__Written task 1__. Which data storage manufacturers does the Secure Data Recovery Services excerpt name as the company's partners?

__Text excerpt__.

Secure Data Recovery Services transfers recovered data on portable devices that are FIPS 140-2 Level 3 validated, a U.S. government computer security standard used to approve cryptographic modules. Secure Data Recovery Services is a member of the General Services Administration (GSA) schedule for approved government contractors, and the company provides data recovery services for local, state, and federal government agencies, as well as for all branches of the U.S. military.

Secure Data Recovery Services complies with the EU/U.S. Privacy Shield Framework administered and reviewed by TRUSTe to ensure privacy protection for the exchange of personal data for commercial purposes between the European Union and the United States. They also maintain compliance with the Payment Card Industry Data Security Standard (PCI-DSS) for all customer transactions to ensure the safe handling, storage, and processing of credit card information.

Manufacturer partnerships
Secure Data Recovery Services maintains professional partnerships with several data storage manufacturers to provide specialized data recovery services that do not endanger existing warranties. Secure Data Recovery Services is a Western Digital Platinum Partner. Other manufacturing partnerships include Glyph, Oyen Digital, and Verbatim.

Awards and achievements
Secure Data Recovery Services is a member of ACRBO, the Association of Computer Repair Business Owners. It is also a member within the IEEE, ISSA and PPA Member and, over the years, the company website has posted over one hundred customer testimonial letters.

__Supplied records__.
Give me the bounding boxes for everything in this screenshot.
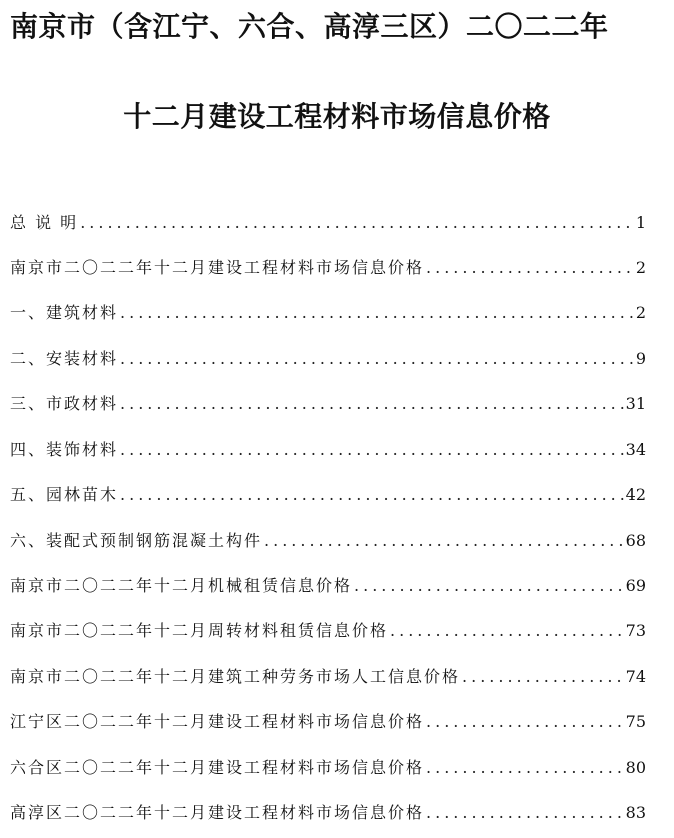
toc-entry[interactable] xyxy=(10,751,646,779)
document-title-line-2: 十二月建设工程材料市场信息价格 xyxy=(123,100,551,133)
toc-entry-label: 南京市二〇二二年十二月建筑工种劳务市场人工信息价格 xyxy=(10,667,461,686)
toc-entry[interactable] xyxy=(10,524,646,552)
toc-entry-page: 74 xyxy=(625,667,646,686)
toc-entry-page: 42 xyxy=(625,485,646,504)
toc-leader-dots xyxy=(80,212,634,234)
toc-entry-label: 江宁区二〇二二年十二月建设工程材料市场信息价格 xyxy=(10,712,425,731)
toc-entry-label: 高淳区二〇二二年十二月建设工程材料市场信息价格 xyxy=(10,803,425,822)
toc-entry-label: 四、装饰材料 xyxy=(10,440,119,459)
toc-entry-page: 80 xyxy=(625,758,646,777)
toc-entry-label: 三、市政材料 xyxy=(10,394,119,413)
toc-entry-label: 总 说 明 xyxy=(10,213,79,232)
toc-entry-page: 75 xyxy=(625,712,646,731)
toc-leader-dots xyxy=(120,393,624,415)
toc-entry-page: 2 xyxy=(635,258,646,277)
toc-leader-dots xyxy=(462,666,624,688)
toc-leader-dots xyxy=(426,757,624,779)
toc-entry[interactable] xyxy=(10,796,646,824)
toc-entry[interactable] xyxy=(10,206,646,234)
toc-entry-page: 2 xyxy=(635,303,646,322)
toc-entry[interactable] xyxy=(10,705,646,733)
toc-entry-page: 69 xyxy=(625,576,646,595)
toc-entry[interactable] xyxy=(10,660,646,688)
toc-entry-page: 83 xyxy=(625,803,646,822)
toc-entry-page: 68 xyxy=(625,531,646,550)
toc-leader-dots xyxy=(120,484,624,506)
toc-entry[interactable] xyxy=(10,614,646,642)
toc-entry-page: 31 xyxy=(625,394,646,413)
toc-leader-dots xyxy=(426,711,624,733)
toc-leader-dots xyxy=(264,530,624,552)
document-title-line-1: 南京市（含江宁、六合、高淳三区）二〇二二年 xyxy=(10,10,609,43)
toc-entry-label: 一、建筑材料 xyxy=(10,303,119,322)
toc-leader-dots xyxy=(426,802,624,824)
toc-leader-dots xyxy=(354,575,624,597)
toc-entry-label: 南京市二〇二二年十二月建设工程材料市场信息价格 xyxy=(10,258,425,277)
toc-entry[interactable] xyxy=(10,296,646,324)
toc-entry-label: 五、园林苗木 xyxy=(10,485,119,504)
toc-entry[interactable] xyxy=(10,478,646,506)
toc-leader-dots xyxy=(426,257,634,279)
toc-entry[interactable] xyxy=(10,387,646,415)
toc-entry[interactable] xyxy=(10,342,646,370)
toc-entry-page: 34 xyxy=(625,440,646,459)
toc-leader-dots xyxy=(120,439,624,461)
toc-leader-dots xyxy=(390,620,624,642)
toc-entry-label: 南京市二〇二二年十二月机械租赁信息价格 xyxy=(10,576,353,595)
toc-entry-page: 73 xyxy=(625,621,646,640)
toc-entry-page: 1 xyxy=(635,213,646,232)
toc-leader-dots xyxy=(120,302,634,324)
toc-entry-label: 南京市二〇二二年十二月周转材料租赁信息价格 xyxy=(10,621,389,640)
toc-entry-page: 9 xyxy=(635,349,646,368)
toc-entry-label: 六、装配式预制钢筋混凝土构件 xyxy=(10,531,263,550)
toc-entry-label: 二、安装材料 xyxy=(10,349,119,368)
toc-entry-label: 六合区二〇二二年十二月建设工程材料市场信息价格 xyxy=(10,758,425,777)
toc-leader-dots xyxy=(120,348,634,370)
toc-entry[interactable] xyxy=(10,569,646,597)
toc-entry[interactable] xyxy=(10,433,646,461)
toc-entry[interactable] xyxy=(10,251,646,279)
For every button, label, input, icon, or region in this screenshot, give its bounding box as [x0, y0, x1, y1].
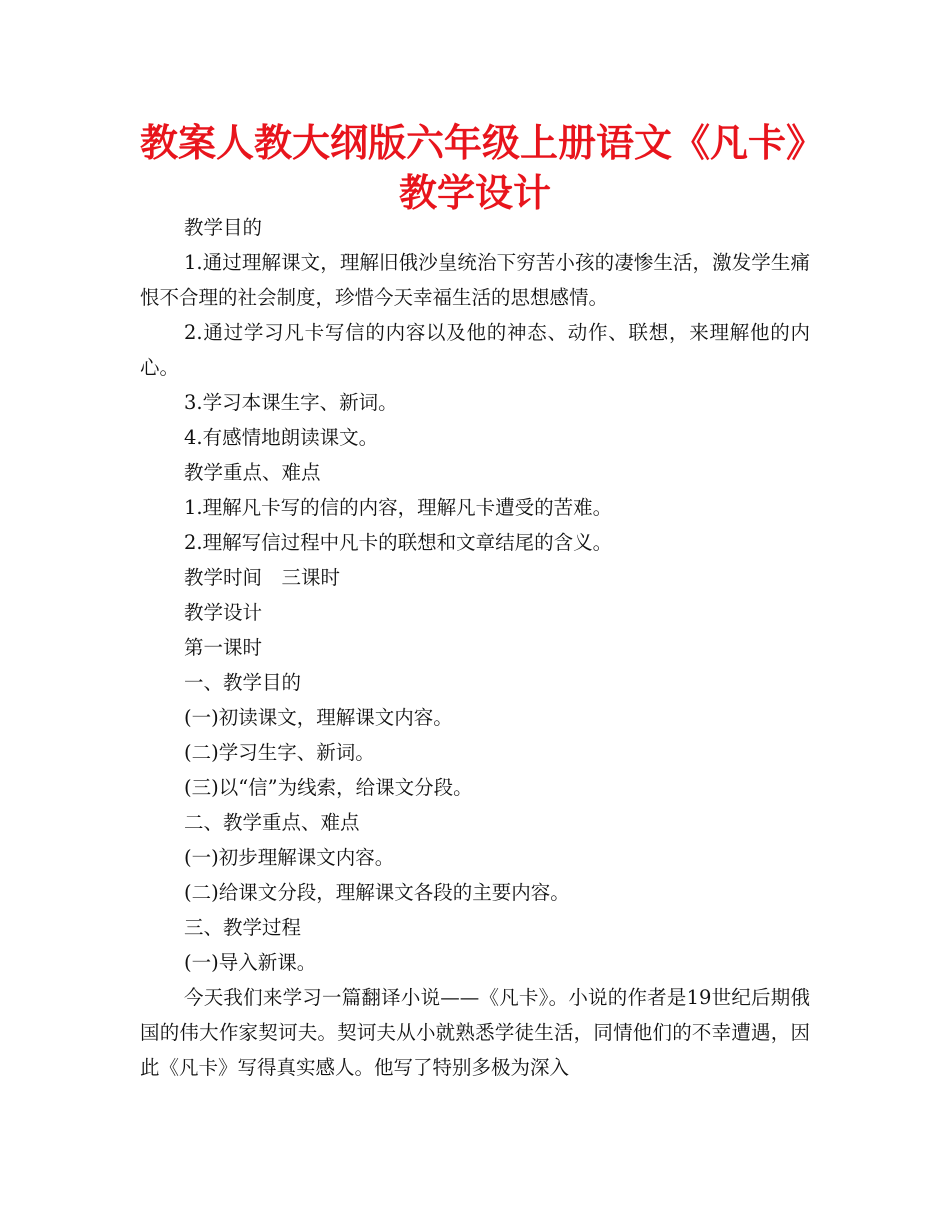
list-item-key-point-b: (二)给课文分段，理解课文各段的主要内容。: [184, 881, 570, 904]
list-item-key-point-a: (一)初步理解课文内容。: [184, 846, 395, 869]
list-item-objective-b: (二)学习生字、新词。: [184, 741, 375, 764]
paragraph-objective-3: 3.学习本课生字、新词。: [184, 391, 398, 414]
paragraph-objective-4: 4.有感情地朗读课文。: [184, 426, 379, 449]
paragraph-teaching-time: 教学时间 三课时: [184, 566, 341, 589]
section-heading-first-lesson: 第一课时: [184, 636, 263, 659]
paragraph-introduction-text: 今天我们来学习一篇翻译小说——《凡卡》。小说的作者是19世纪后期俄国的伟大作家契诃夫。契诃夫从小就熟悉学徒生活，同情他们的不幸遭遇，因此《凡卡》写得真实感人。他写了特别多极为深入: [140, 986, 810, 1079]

__Written task 2__. Rewrite everything in the listing from the line containing "toc-entry[interactable] xyxy=(10,751,646,779)" down to the line containing "toc-leader-dots xyxy=(462,666,624,688)" as a Markdown table with the columns Row and Entry. Skip any blank lines.

__Exercise response 1__.
- Western Digital (Platinum Partner)
- Glyph
- Oyen Digital
- Verbatim

__Exercise response 2__.
| Row | Entry |
|---|---|
| 1 | toc-entry[interactable] xyxy=(10,751,646,779) |
| 2 | document-title-line-2: 十二月建设工程材料市场信息价格 xyxy=(123,100,551,133) |
| 3 | toc-entry-label: 南京市二〇二二年十二月建筑工种劳务市场人工信息价格 xyxy=(10,667,461,686) |
| 4 | toc-entry[interactable] xyxy=(10,524,646,552) |
| 5 | toc-entry-page: 74 xyxy=(625,667,646,686) |
| 6 | toc-entry-page: 42 xyxy=(625,485,646,504) |
| 7 | toc-leader-dots xyxy=(80,212,634,234) |
| 8 | toc-entry-label: 江宁区二〇二二年十二月建设工程材料市场信息价格 xyxy=(10,712,425,731) |
| 9 | toc-entry-label: 高淳区二〇二二年十二月建设工程材料市场信息价格 xyxy=(10,803,425,822) |
| 10 | toc-entry-label: 四、装饰材料 xyxy=(10,440,119,459) |
| 11 | toc-entry-page: 80 xyxy=(625,758,646,777) |
| 12 | toc-entry-label: 三、市政材料 xyxy=(10,394,119,413) |
| 13 | toc-entry-label: 总 说 明 xyxy=(10,213,79,232) |
| 14 | toc-entry-page: 75 xyxy=(625,712,646,731) |
| 15 | toc-leader-dots xyxy=(120,393,624,415) |
| 16 | toc-entry-page: 2 xyxy=(635,258,646,277) |
| 17 | toc-leader-dots xyxy=(462,666,624,688) |